[Given task]:
Select and reproduce each line of the listing below that bears the string "Best".

[Material for this exercise]:
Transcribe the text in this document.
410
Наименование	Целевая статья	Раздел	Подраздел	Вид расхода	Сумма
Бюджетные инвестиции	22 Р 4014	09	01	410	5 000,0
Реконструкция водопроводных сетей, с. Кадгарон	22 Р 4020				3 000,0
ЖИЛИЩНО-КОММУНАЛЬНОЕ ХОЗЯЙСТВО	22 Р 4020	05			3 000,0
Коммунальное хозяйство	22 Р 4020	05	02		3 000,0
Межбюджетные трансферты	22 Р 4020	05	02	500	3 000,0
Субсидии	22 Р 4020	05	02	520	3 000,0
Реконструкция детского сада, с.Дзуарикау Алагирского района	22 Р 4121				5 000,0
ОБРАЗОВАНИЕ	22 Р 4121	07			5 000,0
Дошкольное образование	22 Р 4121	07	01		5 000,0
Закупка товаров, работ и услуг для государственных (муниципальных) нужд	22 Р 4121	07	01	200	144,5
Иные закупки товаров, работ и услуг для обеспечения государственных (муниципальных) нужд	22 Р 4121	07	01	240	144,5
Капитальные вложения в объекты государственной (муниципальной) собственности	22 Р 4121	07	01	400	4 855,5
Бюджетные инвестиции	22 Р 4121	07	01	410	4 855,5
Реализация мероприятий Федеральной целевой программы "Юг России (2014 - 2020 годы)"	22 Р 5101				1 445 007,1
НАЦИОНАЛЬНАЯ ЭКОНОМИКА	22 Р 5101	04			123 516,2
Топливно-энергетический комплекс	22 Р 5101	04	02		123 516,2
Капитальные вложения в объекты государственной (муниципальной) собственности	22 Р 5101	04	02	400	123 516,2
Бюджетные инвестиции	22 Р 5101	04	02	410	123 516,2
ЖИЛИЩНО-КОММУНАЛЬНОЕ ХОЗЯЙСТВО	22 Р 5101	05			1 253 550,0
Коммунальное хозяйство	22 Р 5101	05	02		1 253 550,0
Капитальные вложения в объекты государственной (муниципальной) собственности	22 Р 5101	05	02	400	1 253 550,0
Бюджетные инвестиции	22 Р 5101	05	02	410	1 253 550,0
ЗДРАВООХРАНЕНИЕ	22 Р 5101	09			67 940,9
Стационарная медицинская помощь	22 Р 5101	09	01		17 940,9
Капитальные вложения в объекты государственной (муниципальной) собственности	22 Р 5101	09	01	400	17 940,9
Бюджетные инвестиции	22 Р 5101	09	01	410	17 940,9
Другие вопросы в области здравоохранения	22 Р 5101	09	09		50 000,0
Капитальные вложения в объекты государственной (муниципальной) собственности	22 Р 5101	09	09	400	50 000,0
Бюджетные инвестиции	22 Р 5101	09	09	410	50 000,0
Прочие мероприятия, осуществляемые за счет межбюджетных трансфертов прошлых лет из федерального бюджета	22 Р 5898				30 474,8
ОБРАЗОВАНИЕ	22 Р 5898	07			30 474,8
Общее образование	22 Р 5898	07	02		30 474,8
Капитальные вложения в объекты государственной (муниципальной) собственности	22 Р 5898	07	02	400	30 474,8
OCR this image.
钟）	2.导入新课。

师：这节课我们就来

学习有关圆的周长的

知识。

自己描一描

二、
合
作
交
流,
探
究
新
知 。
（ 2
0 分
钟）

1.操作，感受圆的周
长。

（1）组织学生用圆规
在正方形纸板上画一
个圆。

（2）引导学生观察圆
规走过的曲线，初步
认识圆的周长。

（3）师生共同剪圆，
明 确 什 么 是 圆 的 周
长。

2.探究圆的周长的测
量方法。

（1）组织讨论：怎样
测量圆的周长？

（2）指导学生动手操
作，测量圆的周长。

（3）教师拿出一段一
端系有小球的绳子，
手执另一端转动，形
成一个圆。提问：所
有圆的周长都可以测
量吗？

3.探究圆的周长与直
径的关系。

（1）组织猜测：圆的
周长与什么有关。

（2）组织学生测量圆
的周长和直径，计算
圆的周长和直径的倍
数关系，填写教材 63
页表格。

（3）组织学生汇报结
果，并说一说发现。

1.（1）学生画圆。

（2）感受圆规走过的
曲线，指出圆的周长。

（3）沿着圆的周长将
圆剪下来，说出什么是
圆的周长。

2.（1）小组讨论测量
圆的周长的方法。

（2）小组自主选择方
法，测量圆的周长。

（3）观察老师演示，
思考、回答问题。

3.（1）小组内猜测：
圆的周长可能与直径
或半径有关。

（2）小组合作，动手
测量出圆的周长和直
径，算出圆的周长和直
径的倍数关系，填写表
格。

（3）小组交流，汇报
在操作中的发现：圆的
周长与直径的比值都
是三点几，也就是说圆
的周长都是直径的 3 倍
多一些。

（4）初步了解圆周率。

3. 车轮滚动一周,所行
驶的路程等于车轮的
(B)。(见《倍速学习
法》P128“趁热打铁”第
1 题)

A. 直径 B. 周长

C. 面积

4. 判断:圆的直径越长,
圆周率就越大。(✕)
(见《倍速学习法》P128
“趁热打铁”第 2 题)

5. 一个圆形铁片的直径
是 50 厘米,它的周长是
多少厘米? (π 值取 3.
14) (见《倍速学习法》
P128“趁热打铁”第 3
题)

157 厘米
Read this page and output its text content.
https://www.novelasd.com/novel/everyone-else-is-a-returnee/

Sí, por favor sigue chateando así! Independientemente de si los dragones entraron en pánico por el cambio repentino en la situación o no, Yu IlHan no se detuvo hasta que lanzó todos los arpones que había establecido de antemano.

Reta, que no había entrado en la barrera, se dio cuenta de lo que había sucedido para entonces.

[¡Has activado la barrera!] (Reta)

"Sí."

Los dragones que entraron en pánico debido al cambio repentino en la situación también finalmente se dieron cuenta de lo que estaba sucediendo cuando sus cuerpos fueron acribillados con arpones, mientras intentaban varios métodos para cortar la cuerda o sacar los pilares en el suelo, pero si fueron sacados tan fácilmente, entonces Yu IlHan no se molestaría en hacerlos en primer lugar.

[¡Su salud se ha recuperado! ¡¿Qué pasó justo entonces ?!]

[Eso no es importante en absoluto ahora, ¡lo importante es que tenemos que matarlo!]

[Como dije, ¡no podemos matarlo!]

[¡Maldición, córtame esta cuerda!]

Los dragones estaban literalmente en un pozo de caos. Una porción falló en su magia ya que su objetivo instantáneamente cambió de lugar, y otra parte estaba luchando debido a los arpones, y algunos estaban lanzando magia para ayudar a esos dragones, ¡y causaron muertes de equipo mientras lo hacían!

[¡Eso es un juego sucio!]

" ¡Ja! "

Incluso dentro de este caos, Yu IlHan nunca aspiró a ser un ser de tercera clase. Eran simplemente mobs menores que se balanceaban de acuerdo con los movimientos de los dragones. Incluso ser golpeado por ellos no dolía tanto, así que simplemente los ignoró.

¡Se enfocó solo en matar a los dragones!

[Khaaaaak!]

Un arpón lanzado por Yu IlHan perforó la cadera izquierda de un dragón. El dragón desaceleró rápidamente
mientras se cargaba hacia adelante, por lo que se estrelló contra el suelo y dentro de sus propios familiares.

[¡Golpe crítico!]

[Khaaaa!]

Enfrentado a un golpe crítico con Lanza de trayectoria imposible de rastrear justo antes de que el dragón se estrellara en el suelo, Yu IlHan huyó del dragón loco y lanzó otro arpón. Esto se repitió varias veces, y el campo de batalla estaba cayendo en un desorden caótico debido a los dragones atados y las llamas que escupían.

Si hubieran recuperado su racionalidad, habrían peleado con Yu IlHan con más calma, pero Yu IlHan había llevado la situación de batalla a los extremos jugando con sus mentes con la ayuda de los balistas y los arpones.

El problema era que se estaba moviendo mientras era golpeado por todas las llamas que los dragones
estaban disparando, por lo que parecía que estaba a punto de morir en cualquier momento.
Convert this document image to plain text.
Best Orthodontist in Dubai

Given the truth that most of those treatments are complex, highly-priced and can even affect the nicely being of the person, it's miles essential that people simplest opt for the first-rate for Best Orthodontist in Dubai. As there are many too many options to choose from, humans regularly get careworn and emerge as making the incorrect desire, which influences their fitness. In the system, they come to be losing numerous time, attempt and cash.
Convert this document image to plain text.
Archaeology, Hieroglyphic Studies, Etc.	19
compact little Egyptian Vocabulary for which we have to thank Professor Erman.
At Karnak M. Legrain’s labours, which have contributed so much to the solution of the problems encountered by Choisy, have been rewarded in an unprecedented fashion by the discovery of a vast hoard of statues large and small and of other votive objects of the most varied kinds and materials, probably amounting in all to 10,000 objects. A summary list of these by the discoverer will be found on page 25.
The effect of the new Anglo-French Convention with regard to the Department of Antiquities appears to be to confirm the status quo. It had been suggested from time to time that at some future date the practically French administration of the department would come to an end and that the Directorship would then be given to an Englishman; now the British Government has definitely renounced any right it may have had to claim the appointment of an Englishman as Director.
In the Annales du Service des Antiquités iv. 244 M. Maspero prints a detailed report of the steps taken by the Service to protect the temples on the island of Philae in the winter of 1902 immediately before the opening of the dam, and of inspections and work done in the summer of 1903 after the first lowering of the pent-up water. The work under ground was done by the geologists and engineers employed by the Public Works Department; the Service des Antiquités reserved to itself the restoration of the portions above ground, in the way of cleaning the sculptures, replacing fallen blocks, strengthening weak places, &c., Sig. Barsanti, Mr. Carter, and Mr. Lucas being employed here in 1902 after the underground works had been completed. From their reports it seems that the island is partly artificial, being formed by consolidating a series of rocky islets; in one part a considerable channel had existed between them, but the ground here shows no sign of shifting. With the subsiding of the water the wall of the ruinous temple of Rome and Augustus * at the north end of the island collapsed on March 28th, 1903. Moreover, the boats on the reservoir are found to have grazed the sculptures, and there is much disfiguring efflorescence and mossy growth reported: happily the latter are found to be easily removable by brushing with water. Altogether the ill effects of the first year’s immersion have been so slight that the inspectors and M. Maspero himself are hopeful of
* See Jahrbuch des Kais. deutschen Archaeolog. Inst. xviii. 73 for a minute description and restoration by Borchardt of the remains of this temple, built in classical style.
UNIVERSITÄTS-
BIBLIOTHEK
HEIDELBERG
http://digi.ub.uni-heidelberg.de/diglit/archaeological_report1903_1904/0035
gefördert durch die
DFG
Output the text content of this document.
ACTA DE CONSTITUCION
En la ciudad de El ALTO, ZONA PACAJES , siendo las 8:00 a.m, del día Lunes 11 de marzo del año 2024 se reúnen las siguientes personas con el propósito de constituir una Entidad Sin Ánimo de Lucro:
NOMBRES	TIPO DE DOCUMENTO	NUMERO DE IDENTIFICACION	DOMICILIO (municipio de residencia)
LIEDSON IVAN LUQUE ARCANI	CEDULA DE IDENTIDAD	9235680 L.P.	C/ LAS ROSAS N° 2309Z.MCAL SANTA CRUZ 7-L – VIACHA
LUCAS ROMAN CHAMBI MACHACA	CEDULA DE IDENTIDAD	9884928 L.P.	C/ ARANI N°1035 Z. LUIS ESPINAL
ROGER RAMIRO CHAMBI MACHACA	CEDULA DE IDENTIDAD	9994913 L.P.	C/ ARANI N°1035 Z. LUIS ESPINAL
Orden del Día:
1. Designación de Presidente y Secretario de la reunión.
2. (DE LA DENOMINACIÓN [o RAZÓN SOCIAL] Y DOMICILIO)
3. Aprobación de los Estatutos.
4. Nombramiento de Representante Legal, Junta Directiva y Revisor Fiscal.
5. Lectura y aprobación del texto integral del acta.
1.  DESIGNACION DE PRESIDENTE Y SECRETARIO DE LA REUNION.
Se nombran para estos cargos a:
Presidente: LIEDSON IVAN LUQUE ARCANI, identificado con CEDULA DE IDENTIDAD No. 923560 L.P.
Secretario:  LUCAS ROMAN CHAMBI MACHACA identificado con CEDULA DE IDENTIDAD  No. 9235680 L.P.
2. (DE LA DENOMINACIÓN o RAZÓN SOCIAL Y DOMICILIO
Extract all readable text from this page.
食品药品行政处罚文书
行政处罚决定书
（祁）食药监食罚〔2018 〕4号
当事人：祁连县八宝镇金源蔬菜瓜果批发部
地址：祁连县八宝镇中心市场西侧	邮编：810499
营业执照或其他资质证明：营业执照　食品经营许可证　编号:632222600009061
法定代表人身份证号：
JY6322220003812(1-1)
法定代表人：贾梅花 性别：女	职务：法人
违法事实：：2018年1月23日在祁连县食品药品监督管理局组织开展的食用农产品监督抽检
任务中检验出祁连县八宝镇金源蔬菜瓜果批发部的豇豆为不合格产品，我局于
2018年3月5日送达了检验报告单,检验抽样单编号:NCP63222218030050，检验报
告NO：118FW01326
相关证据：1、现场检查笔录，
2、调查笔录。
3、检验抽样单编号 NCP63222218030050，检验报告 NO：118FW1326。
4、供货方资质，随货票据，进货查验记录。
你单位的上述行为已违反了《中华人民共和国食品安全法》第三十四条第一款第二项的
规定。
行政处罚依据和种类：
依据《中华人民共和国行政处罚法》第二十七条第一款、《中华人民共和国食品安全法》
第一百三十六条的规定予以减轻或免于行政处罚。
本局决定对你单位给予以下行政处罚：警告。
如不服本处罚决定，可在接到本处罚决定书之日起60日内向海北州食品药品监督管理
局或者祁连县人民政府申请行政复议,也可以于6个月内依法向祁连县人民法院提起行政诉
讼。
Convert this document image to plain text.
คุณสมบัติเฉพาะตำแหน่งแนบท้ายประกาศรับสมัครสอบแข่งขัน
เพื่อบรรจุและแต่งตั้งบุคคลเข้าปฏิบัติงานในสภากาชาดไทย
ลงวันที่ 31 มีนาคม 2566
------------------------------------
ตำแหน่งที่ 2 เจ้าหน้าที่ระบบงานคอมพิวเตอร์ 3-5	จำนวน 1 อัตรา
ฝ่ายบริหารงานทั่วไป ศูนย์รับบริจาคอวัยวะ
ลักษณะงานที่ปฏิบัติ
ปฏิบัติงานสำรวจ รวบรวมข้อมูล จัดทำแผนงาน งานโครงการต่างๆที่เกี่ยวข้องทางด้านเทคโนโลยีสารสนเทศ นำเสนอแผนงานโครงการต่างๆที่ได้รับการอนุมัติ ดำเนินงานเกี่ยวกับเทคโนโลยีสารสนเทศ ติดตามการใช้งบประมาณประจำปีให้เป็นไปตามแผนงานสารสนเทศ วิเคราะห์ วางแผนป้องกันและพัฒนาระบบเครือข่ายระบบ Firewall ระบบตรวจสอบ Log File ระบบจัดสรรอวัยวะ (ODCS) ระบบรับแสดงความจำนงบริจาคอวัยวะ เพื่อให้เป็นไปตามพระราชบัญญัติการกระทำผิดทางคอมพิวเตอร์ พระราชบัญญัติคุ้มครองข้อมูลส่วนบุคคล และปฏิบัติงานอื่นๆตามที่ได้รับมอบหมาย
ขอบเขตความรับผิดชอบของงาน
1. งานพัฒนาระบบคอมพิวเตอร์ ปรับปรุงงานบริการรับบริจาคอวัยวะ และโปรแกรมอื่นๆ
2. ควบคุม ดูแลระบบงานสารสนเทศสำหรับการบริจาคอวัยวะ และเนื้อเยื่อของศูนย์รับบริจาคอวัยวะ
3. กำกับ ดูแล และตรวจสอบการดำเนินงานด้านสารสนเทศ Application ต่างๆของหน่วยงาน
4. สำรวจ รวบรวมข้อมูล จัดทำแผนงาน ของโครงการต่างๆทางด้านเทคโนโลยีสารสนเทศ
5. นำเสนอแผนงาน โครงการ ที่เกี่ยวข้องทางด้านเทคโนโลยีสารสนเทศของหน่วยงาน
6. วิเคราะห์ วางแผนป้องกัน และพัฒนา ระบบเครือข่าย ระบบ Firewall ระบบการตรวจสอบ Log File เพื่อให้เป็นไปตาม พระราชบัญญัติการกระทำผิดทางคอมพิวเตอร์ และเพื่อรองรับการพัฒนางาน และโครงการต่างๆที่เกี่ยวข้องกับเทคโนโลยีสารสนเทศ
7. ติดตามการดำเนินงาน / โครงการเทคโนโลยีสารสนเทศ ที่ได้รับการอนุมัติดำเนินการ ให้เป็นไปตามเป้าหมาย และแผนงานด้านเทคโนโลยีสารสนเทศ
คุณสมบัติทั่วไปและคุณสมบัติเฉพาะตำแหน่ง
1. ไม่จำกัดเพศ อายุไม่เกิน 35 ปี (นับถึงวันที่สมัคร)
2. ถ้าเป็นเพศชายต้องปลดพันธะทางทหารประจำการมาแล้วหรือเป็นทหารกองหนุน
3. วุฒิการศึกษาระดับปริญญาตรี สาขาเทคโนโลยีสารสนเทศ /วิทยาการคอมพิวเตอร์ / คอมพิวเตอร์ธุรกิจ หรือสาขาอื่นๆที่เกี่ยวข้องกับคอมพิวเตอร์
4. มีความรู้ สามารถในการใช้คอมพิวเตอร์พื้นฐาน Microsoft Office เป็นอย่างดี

[Solution to this exercise]:
Best Orthodontist in Dubai
Given the truth that most of those treatments are complex, highly-priced and can even affect the nicely being of the person, it's miles essential that people simplest opt for the first-rate for Best Orthodontist in Dubai. As there are many too many options to choose from, humans regularly get careworn and emerge as making the incorrect desire, which influences their fitness. In the system, they come to be losing numerous time, attempt and cash.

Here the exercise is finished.